(Seitenauszug):
○ ○ ○
VLC 4.0-Vorschau: Was wir über die nächste große Version wissen
VLC 4.0 ist seit Jahren in Entwicklung. Es ist eine Neuentwicklung von Grund auf: eine neue Oberfläche (das „VLC-4"-Medienbibliothek-Modell), eine neu geschriebene Audio-/Video-Pipeline und bessere Integration moderner Anzeigestandards. Stand Mitte 2026 ist es weiterhin eine Vorabversion — VideoLAN hat kein finales Veröffentlichungsdatum angekündigt. Hier ist, was Nutzer erwarten können und was das praktisch bedeutet.
Eine neue Oberfläche, ein neues Denkmodell
VLC 4 wechselt vom klassischen Wiedergabelisten-Fenster zu einer medienbibliothek-zentrierten Oberfläche (ähnlich modernen Musik-Apps): Artwork, Metadaten und Browsen zuerst. Langjährige Nutzer können ein klassisch-ähnliches Layout aktivieren, aber das Standard-Design wird sich stark von VLC 3 unterscheiden.
Unter der Haube
Die Video-Pipeline wird um moderne GPU-Dekodierung und -Ausgabe herum neu geschrieben (Vulkan/Direct3D12/VA-API), mit besserem HDR-Passthrough und flüssigerem Suchen. Die Audio-Seite erhält eine neue Ausgabearchitektur. Das sind die Änderungen, die irgendwann viele der auf dieser Seite behandelten Ruckel- und Schwarzbild-Klassen von Problemen beheben werden.
Kompatibilität
VLC 4.0 behält dieselbe offene Codec-Basis (FFmpeg) und läuft weiterhin auf Windows, macOS, Linux und Android. Für 3.x entwickelte Skins und Lua-Erweiterungen müssen angepasst werden — die Erweiterungs-API ändert sich.
Jetzt wechseln?
Nein — nicht für den produktiven Einsatz. Vorab-Builds sind zum Testen und für Feedback. Die stabile Empfehlung bleibt VLC 3.0.23, das Sicherheits- und Stabilitäts-Fixes erhält. Wenn 4.0 den Release-Candidate-Status erreicht, veröffentlicht diese Seite einen vollständigen Migrationsleitfaden.
○ ○ ○
(Ihre Aufgaben):
1 – Welche Version bleibt laut dem Seitenauszug die stabile Empfehlung?
2 – Geben Sie den Abschnitt des Seitenauszugs unverändert wieder, beginnend mit den Worten „Eine neue Oberfläche, ein“ und endend nach „VLC 3 unterscheiden.“.
Das anschließende Material entstammt einer anderen Quelle.
○ ○ ○
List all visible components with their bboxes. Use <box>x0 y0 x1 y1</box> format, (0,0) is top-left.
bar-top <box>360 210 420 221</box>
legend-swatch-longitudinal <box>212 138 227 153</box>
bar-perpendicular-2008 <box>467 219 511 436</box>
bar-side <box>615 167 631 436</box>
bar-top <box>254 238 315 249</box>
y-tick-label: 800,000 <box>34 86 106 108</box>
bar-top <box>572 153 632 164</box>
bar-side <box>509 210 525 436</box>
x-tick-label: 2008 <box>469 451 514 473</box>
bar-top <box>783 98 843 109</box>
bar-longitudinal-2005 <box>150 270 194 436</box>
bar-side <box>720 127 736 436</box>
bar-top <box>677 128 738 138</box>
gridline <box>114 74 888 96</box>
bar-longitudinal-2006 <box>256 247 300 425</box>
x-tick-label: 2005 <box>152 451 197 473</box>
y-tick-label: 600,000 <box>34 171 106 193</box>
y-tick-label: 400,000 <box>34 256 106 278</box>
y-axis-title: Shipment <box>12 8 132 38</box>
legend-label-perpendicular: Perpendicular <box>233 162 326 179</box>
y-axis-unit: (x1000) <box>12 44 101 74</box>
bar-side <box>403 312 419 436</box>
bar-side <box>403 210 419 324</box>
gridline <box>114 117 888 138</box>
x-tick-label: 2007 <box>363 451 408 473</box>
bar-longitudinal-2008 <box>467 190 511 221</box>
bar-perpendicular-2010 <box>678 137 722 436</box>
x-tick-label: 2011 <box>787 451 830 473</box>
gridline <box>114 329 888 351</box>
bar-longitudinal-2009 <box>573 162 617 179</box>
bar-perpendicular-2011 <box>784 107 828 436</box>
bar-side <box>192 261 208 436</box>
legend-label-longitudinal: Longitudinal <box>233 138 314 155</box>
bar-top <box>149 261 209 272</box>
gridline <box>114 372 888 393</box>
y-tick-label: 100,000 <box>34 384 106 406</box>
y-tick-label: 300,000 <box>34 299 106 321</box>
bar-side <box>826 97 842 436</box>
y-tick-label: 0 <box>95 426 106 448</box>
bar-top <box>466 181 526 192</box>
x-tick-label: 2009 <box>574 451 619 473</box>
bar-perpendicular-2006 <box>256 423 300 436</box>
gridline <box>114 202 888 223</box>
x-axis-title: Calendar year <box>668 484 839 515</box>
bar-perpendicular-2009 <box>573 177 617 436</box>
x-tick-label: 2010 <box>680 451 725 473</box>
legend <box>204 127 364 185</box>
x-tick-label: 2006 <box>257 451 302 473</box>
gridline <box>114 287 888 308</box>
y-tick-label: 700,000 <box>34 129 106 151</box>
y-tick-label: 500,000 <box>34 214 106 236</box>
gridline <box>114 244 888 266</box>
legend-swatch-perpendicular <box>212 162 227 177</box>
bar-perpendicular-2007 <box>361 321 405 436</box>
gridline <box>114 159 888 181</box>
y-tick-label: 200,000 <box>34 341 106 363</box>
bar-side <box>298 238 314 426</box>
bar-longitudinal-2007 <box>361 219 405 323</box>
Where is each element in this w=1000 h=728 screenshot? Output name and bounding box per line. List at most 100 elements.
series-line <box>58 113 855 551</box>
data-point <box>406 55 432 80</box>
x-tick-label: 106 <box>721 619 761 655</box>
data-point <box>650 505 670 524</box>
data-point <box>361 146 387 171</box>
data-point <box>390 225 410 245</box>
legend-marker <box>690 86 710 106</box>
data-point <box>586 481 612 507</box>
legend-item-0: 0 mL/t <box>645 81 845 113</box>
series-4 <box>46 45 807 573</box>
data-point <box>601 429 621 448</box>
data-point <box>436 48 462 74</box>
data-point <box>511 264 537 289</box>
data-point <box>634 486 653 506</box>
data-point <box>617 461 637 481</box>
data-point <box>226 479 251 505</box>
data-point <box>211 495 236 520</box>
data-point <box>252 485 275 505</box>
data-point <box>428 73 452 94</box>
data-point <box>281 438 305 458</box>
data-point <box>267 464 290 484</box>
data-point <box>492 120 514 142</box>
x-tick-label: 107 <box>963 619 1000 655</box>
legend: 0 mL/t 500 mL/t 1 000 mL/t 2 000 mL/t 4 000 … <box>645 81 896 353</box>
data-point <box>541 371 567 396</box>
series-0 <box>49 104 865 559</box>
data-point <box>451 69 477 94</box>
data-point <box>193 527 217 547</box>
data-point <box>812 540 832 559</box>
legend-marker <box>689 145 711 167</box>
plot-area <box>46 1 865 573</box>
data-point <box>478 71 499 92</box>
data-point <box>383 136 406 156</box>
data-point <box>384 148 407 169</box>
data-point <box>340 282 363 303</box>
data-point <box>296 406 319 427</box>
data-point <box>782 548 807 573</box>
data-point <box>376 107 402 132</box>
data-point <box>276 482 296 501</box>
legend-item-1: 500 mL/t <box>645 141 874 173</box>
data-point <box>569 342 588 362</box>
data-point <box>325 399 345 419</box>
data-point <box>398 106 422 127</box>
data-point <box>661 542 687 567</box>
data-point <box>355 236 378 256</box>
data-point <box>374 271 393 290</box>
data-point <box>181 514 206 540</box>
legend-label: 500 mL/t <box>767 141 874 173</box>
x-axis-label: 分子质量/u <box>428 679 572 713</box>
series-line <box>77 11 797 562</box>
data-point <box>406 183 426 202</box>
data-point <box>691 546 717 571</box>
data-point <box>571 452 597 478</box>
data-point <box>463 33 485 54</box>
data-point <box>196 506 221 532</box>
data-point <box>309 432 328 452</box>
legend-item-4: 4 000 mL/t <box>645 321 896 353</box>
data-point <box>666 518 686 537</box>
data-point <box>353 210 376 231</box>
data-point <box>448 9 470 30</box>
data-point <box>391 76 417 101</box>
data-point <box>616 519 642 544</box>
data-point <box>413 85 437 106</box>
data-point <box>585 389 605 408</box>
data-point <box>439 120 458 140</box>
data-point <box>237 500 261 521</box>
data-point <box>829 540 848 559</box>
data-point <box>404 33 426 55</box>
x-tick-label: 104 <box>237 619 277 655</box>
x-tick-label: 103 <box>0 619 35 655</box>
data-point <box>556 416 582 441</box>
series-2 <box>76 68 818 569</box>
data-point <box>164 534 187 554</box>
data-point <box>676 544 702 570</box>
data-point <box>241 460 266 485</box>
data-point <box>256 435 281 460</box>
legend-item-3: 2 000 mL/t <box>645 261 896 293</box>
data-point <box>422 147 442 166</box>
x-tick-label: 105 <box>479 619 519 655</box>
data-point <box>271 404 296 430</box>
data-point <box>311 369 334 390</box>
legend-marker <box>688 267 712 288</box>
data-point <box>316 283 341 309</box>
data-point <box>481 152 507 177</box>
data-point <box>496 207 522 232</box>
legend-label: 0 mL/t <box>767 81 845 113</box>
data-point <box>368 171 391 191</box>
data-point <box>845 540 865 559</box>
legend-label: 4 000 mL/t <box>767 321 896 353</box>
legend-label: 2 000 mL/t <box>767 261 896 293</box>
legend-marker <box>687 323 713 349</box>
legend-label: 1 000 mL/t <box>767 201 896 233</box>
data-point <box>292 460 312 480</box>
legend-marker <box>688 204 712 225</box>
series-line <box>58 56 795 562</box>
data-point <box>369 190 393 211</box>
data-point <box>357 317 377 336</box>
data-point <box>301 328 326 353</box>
○ ○ ○
(Antworten je Aufgabe):
1 – VLC 3.0.23

2 –
Eine neue Oberfläche, ein neues Denkmodell
VLC 4 wechselt vom klassischen Wiedergabelisten-Fenster zu einer medienbibliothek-zentrierten Oberfläche (ähnlich modernen Musik-Apps): Artwork, Metadaten und Browsen zuerst. Langjährige Nutzer können ein klassisch-ähnliches Layout aktivieren, aber das Standard-Design wird sich stark von VLC 3 unterscheiden.